====== Exercise materials
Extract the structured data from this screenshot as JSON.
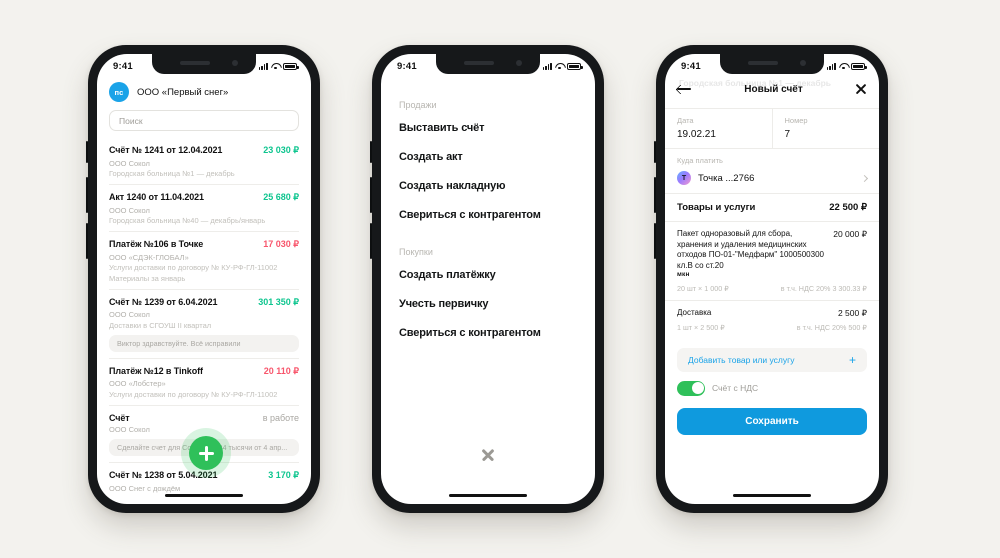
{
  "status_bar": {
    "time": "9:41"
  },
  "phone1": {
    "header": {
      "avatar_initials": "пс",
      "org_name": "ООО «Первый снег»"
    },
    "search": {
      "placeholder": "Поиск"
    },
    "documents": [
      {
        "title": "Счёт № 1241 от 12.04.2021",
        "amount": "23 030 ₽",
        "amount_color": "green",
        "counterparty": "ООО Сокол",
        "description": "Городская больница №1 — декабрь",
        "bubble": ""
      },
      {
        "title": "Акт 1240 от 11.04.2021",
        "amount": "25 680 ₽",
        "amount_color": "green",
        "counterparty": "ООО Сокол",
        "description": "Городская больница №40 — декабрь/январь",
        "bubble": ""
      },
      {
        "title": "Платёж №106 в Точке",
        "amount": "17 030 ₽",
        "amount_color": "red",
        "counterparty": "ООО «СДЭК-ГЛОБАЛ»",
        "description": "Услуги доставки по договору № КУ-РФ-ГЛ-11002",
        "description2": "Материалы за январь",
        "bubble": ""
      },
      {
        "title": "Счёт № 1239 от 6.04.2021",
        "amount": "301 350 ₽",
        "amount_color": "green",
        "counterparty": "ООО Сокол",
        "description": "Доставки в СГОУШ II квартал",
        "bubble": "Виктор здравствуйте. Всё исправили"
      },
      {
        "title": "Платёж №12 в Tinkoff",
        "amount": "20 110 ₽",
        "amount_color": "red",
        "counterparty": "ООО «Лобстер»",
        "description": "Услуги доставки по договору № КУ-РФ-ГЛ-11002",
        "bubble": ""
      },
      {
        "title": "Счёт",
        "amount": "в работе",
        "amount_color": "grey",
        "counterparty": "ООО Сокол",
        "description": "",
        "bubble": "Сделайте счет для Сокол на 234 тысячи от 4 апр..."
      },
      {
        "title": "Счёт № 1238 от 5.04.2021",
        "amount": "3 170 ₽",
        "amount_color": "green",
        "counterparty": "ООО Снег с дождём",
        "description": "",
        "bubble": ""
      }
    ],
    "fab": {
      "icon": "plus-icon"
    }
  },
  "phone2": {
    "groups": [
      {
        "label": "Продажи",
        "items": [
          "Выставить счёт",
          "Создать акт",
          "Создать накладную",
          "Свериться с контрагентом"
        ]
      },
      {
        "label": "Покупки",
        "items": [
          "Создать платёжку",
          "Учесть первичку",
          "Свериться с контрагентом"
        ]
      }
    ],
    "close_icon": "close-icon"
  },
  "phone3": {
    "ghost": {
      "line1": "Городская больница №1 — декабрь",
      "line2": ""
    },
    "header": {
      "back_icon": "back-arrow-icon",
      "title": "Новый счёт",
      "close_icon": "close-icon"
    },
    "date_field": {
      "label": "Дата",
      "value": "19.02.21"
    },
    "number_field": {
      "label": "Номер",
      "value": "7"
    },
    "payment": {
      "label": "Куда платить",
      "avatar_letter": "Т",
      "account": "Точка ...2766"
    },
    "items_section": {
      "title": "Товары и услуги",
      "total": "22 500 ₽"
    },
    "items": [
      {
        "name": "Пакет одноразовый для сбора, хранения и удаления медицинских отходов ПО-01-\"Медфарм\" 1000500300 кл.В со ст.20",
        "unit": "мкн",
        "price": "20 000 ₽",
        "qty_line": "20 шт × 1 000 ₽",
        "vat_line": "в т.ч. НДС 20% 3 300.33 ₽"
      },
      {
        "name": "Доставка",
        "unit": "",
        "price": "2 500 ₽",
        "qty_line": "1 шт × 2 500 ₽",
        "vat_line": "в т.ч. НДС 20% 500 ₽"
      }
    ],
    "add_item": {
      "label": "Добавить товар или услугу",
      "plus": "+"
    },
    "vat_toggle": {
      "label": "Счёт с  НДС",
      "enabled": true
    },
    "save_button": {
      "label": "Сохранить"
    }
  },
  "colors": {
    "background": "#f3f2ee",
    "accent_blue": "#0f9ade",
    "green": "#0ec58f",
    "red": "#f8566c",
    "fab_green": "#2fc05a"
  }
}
============
# [Given exercise]
Restate the entire listing word for word, excluding pictures.

# [Reply]
Extract the structured data from this screenshot as JSON.
{
  "status_bar": {
    "time": "9:41"
  },
  "phone1": {
    "header": {
      "avatar_initials": "пс",
      "org_name": "ООО «Первый снег»"
    },
    "search": {
      "placeholder": "Поиск"
    },
    "documents": [
      {
        "title": "Счёт № 1241 от 12.04.2021",
        "amount": "23 030 ₽",
        "amount_color": "green",
        "counterparty": "ООО Сокол",
        "description": "Городская больница №1 — декабрь",
        "bubble": ""
      },
      {
        "title": "Акт 1240 от 11.04.2021",
        "amount": "25 680 ₽",
        "amount_color": "green",
        "counterparty": "ООО Сокол",
        "description": "Городская больница №40 — декабрь/январь",
        "bubble": ""
      },
      {
        "title": "Платёж №106 в Точке",
        "amount": "17 030 ₽",
        "amount_color": "red",
        "counterparty": "ООО «СДЭК-ГЛОБАЛ»",
        "description": "Услуги доставки по договору № КУ-РФ-ГЛ-11002",
        "description2": "Материалы за январь",
        "bubble": ""
      },
      {
        "title": "Счёт № 1239 от 6.04.2021",
        "amount": "301 350 ₽",
        "amount_color": "green",
        "counterparty": "ООО Сокол",
        "description": "Доставки в СГОУШ II квартал",
        "bubble": "Виктор здравствуйте. Всё исправили"
      },
      {
        "title": "Платёж №12 в Tinkoff",
        "amount": "20 110 ₽",
        "amount_color": "red",
        "counterparty": "ООО «Лобстер»",
        "description": "Услуги доставки по договору № КУ-РФ-ГЛ-11002",
        "bubble": ""
      },
      {
        "title": "Счёт",
        "amount": "в работе",
        "amount_color": "grey",
        "counterparty": "ООО Сокол",
        "description": "",
        "bubble": "Сделайте счет для Сокол на 234 тысячи от 4 апр..."
      },
      {
        "title": "Счёт № 1238 от 5.04.2021",
        "amount": "3 170 ₽",
        "amount_color": "green",
        "counterparty": "ООО Снег с дождём",
        "description": "",
        "bubble": ""
      }
    ],
    "fab": {
      "icon": "plus-icon"
    }
  },
  "phone2": {
    "groups": [
      {
        "label": "Продажи",
        "items": [
          "Выставить счёт",
          "Создать акт",
          "Создать накладную",
          "Свериться с контрагентом"
        ]
      },
      {
        "label": "Покупки",
        "items": [
          "Создать платёжку",
          "Учесть первичку",
          "Свериться с контрагентом"
        ]
      }
    ],
    "close_icon": "close-icon"
  },
  "phone3": {
    "ghost": {
      "line1": "Городская больница №1 — декабрь",
      "line2": ""
    },
    "header": {
      "back_icon": "back-arrow-icon",
      "title": "Новый счёт",
      "close_icon": "close-icon"
    },
    "date_field": {
      "label": "Дата",
      "value": "19.02.21"
    },
    "number_field": {
      "label": "Номер",
      "value": "7"
    },
    "payment": {
      "label": "Куда платить",
      "avatar_letter": "Т",
      "account": "Точка ...2766"
    },
    "items_section": {
      "title": "Товары и услуги",
      "total": "22 500 ₽"
    },
    "items": [
      {
        "name": "Пакет одноразовый для сбора, хранения и удаления медицинских отходов ПО-01-\"Медфарм\" 1000500300 кл.В со ст.20",
        "unit": "мкн",
        "price": "20 000 ₽",
        "qty_line": "20 шт × 1 000 ₽",
        "vat_line": "в т.ч. НДС 20% 3 300.33 ₽"
      },
      {
        "name": "Доставка",
        "unit": "",
        "price": "2 500 ₽",
        "qty_line": "1 шт × 2 500 ₽",
        "vat_line": "в т.ч. НДС 20% 500 ₽"
      }
    ],
    "add_item": {
      "label": "Добавить товар или услугу",
      "plus": "+"
    },
    "vat_toggle": {
      "label": "Счёт с  НДС",
      "enabled": true
    },
    "save_button": {
      "label": "Сохранить"
    }
  },
  "colors": {
    "background": "#f3f2ee",
    "accent_blue": "#0f9ade",
    "green": "#0ec58f",
    "red": "#f8566c",
    "fab_green": "#2fc05a"
  }
}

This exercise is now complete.